**Work to do**. Revise the data below by replacing every instance of "keyboard-icon" with "typing-icon", changing nothing else. Leave the pictures out of your output.

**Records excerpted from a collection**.

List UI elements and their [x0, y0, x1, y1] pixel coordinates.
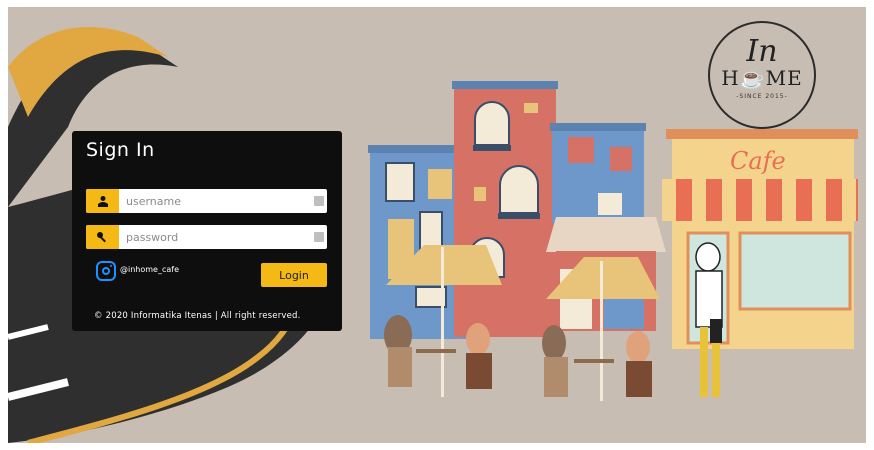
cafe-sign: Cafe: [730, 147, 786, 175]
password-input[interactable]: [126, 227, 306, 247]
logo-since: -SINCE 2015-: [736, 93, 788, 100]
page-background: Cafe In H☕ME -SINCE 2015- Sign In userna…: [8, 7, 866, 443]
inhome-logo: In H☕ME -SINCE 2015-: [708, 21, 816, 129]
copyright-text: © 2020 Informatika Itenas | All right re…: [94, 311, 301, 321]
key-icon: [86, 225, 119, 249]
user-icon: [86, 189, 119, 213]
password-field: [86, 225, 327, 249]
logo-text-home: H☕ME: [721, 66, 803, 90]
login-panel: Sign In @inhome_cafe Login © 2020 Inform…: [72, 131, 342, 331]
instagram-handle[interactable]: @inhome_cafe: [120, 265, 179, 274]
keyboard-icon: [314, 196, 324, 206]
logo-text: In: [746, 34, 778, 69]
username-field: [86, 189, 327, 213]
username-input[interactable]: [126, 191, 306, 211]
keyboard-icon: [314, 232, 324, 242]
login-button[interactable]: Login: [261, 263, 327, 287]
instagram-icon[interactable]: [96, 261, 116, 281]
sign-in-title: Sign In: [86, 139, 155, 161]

**Complete answer**.
List UI elements and their [x0, y0, x1, y1] pixel coordinates.
cafe-sign: Cafe: [730, 147, 786, 175]
password-input[interactable]: [126, 227, 306, 247]
logo-since: -SINCE 2015-: [736, 93, 788, 100]
page-background: Cafe In H☕ME -SINCE 2015- Sign In userna…: [8, 7, 866, 443]
inhome-logo: In H☕ME -SINCE 2015-: [708, 21, 816, 129]
copyright-text: © 2020 Informatika Itenas | All right re…: [94, 311, 301, 321]
key-icon: [86, 225, 119, 249]
user-icon: [86, 189, 119, 213]
password-field: [86, 225, 327, 249]
logo-text-home: H☕ME: [721, 66, 803, 90]
login-panel: Sign In @inhome_cafe Login © 2020 Inform…: [72, 131, 342, 331]
instagram-handle[interactable]: @inhome_cafe: [120, 265, 179, 274]
typing-icon: [314, 196, 324, 206]
logo-text: In: [746, 34, 778, 69]
username-field: [86, 189, 327, 213]
username-input[interactable]: [126, 191, 306, 211]
typing-icon: [314, 232, 324, 242]
login-button[interactable]: Login: [261, 263, 327, 287]
instagram-icon[interactable]: [96, 261, 116, 281]
sign-in-title: Sign In: [86, 139, 155, 161]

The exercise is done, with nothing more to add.